● Exercise aim: Where a line of the listing below includes the word "包装储存", reproduce that line.

>> start

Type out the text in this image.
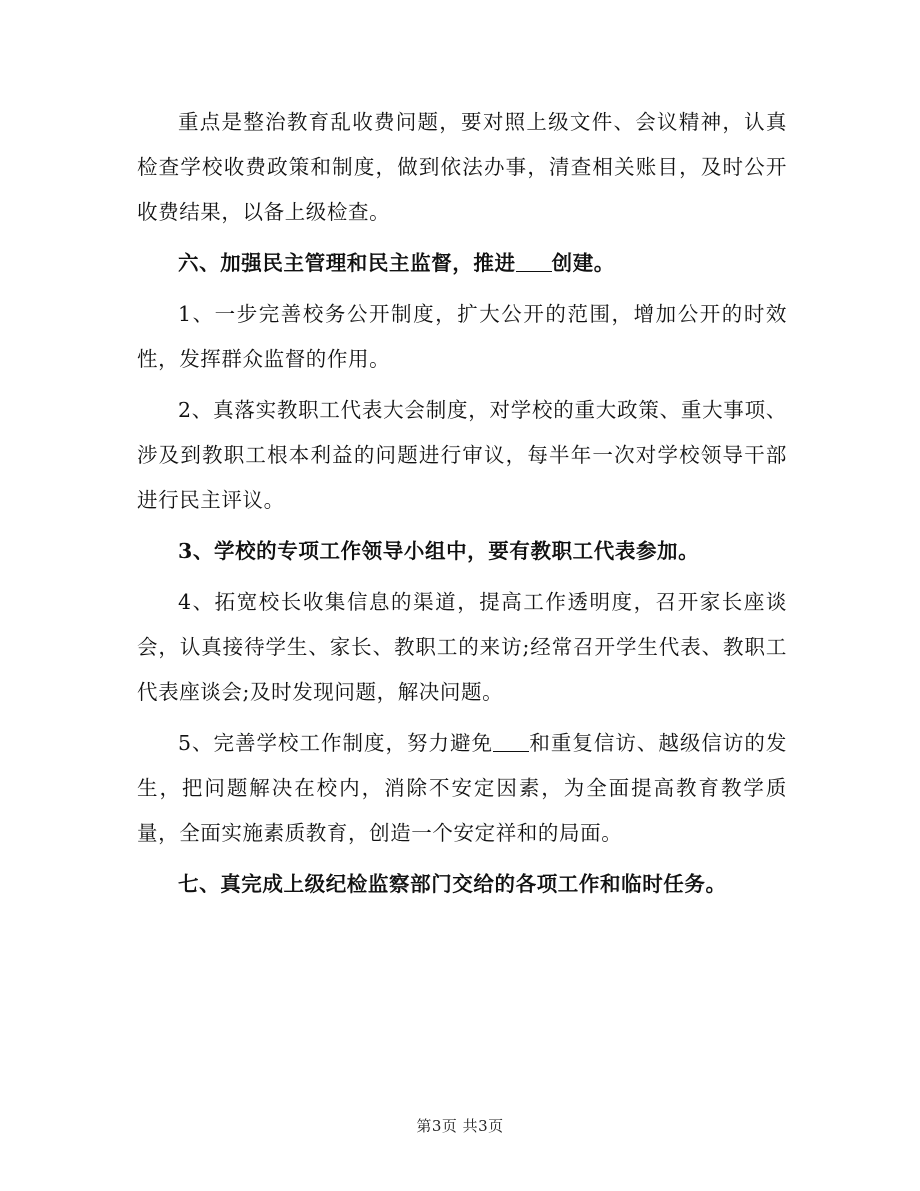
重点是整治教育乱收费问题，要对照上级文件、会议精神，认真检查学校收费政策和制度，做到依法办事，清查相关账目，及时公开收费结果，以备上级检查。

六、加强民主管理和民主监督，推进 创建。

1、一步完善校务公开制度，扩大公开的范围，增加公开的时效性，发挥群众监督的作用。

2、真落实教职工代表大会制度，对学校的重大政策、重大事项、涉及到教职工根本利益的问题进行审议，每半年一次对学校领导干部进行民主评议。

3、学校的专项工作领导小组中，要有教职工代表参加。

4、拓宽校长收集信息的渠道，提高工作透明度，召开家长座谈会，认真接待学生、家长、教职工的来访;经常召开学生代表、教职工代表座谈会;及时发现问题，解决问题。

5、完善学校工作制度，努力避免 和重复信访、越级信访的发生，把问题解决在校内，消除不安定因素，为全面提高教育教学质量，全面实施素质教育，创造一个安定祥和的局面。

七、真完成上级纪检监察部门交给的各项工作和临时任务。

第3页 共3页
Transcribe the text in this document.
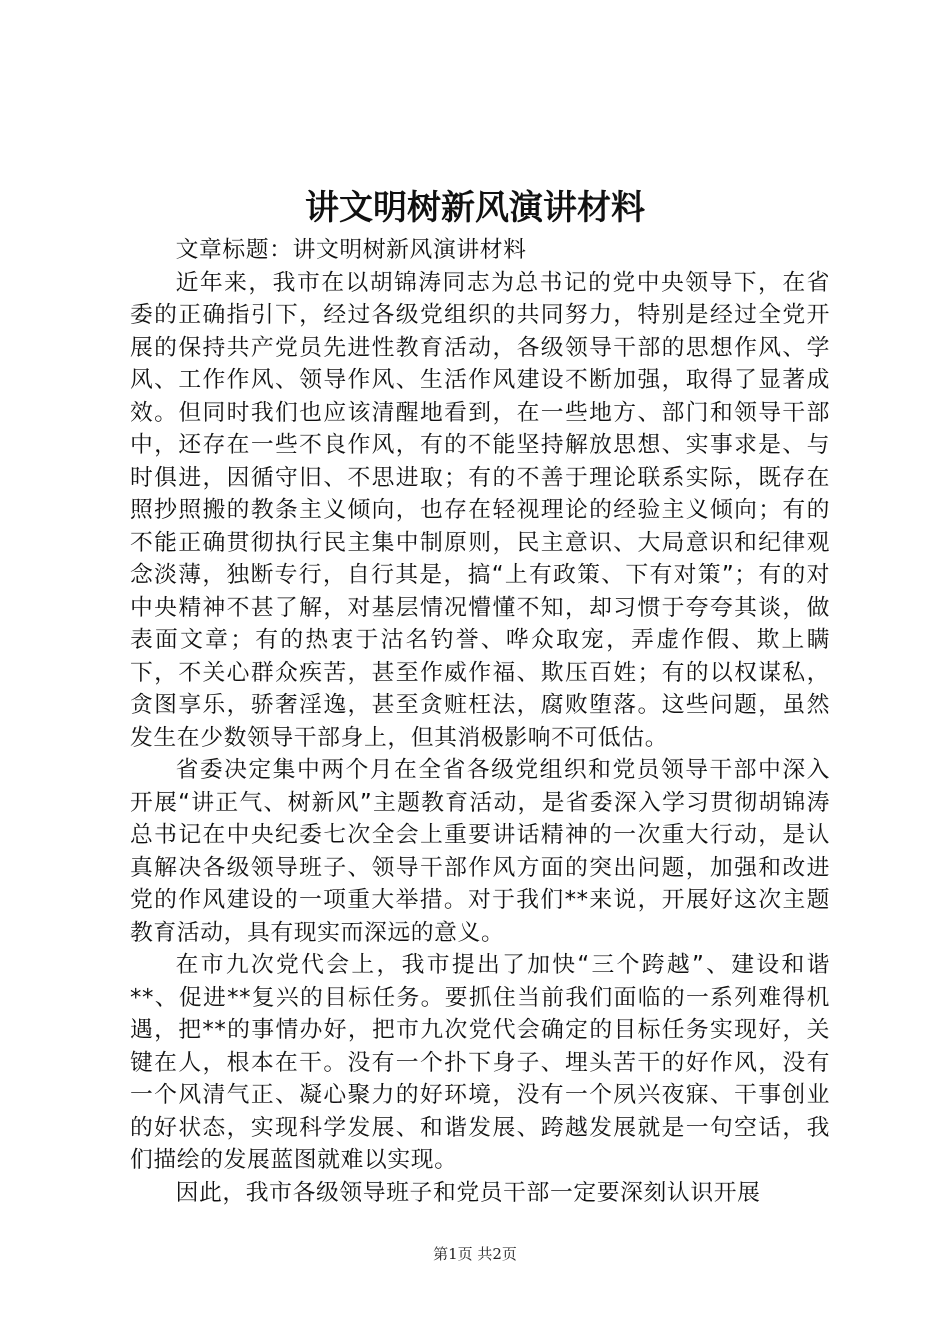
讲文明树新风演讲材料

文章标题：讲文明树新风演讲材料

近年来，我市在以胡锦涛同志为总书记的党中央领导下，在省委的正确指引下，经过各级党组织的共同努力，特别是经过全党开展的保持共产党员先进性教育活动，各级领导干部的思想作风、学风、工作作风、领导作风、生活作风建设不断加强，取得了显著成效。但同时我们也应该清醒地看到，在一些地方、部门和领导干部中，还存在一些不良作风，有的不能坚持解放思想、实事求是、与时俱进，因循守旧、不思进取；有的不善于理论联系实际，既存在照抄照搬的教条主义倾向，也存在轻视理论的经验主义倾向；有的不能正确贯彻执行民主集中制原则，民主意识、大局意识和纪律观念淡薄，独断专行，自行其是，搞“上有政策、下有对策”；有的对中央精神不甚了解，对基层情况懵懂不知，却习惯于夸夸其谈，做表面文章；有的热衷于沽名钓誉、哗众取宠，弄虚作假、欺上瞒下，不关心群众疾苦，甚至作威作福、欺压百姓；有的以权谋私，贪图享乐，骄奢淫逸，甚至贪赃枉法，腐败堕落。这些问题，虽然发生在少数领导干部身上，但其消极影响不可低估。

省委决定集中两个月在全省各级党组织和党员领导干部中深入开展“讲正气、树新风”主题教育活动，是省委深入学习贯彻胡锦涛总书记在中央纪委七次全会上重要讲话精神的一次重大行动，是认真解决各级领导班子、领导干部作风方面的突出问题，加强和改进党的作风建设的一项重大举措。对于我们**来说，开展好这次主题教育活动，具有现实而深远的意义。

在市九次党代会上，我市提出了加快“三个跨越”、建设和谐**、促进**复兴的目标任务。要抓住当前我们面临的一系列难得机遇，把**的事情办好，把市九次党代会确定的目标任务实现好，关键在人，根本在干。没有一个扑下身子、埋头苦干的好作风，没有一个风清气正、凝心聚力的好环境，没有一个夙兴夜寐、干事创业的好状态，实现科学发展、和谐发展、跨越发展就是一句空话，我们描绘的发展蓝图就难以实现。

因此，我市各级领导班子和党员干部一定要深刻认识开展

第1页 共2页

>> end
>> start

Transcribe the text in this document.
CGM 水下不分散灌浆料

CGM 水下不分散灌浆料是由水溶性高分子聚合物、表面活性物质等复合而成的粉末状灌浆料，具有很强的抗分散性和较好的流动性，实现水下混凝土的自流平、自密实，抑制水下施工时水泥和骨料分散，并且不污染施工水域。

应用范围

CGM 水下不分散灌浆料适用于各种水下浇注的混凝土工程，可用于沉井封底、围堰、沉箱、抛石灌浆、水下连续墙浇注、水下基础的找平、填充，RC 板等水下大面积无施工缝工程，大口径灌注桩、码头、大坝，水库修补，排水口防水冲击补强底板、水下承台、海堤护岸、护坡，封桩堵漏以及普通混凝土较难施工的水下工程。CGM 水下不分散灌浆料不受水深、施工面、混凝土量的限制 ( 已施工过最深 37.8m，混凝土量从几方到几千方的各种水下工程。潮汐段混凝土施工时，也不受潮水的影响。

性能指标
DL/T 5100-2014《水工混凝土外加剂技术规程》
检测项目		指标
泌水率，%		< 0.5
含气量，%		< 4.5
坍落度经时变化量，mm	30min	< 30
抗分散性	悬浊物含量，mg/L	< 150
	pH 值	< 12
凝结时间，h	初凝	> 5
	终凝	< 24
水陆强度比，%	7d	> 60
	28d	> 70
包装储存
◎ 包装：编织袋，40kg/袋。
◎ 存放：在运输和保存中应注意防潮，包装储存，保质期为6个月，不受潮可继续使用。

>> end

● The result:
包装储存
◎ 存放：在运输和保存中应注意防潮，包装储存，保质期为6个月，不受潮可继续使用。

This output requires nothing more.